What is asked: Copy each line below that includes "this".

________

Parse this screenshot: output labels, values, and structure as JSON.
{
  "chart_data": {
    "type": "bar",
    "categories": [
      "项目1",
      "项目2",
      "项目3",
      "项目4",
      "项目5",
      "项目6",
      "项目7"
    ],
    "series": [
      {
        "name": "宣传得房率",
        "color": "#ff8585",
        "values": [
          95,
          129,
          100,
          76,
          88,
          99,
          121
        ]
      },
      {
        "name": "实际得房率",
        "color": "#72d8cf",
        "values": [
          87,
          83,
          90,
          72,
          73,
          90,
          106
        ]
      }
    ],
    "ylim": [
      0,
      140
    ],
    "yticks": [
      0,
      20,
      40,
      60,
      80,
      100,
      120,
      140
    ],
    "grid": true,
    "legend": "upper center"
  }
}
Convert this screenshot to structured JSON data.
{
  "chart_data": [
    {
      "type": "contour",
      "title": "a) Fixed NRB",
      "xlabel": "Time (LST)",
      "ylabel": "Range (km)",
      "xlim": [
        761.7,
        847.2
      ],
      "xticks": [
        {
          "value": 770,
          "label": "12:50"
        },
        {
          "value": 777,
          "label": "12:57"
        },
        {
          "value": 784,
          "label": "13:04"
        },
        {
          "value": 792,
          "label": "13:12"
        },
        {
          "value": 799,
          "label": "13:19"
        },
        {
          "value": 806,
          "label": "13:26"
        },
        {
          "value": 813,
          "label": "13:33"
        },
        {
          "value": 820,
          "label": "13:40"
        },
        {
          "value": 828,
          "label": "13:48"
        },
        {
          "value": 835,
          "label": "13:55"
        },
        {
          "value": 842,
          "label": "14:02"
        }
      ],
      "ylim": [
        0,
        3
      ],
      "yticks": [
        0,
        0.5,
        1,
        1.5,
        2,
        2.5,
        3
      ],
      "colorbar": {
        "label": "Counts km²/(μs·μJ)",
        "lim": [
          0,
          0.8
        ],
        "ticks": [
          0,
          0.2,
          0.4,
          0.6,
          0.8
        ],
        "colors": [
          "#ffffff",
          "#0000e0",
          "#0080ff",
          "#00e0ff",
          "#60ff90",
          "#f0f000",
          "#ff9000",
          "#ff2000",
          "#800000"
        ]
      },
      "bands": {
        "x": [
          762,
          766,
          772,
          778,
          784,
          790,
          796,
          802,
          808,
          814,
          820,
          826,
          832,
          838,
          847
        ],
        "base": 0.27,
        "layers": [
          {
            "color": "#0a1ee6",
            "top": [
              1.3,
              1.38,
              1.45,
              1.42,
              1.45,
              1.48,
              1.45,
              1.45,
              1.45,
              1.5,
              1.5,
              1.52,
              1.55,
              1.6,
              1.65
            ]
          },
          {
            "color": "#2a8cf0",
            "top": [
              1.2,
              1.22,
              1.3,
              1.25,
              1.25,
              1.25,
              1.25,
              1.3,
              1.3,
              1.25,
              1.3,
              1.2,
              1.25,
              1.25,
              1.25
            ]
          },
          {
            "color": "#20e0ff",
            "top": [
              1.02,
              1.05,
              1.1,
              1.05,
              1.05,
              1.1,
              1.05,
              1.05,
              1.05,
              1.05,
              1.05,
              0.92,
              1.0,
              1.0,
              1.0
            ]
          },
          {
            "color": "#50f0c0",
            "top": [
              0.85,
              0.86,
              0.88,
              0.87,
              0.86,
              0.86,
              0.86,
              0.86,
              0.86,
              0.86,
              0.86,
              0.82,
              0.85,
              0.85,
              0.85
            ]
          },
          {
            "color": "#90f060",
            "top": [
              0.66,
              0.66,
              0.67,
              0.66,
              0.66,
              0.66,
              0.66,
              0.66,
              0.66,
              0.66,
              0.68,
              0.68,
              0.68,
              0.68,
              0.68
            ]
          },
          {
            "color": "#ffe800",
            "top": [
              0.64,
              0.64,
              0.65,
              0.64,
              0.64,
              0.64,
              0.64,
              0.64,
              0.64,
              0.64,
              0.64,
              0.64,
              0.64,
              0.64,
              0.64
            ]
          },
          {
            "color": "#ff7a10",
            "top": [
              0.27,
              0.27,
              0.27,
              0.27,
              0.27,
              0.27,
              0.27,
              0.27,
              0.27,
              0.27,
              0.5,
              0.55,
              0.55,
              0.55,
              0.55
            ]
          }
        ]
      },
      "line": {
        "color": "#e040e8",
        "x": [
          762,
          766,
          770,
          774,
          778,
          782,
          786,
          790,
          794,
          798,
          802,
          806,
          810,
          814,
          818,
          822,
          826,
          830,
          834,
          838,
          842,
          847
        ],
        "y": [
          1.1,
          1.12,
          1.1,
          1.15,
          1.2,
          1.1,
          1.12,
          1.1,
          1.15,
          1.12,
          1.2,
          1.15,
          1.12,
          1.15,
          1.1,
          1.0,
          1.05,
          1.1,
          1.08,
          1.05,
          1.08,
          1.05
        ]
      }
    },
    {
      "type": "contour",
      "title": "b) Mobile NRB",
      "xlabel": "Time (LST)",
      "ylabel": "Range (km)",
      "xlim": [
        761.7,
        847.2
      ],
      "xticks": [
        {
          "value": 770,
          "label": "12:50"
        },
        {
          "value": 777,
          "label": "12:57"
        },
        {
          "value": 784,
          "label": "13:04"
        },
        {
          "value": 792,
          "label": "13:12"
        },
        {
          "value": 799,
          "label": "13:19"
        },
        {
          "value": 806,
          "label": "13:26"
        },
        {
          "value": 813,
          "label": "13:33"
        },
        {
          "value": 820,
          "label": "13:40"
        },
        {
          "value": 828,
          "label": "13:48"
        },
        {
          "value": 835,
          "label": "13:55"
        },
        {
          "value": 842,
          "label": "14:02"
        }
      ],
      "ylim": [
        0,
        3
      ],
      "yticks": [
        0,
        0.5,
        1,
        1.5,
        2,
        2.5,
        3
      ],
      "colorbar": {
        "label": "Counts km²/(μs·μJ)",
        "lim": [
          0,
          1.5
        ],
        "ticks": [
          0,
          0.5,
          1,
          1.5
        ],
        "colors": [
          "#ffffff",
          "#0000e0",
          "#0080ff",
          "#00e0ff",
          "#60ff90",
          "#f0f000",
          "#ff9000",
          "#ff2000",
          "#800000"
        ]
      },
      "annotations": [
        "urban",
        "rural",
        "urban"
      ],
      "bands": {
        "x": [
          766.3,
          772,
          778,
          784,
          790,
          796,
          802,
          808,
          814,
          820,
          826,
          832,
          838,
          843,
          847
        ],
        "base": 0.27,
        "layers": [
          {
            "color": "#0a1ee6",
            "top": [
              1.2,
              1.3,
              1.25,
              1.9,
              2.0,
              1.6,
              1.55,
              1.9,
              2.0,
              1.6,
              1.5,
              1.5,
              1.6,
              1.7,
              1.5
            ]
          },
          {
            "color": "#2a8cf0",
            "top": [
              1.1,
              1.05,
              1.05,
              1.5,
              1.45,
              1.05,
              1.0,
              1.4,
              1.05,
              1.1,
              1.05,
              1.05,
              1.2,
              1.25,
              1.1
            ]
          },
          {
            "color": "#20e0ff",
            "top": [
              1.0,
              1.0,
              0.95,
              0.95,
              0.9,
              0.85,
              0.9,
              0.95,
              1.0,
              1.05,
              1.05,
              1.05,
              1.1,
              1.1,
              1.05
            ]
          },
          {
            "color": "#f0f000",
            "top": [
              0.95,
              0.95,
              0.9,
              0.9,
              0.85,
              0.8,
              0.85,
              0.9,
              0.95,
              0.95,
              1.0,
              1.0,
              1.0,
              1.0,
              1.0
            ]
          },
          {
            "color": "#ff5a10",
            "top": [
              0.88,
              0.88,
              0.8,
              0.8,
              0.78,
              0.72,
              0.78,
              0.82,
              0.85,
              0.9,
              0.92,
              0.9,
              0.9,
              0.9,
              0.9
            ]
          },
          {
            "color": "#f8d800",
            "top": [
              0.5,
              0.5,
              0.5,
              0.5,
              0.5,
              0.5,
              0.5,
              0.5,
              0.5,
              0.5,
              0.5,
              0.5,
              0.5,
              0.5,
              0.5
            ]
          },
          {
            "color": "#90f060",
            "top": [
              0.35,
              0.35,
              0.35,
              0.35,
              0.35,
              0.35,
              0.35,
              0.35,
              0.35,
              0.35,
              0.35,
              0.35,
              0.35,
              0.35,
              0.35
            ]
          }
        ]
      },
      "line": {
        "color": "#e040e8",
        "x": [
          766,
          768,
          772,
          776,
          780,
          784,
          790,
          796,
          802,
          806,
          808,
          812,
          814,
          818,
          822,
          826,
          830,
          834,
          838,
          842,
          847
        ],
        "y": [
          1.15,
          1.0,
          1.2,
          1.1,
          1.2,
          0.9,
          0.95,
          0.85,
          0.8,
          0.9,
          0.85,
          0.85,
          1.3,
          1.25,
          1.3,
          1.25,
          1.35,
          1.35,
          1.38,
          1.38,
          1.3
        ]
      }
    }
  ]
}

________

Correct answer:
Parse this screenshot: output labels, values, and structure as JSON.
Convert this screenshot to structured JSON data.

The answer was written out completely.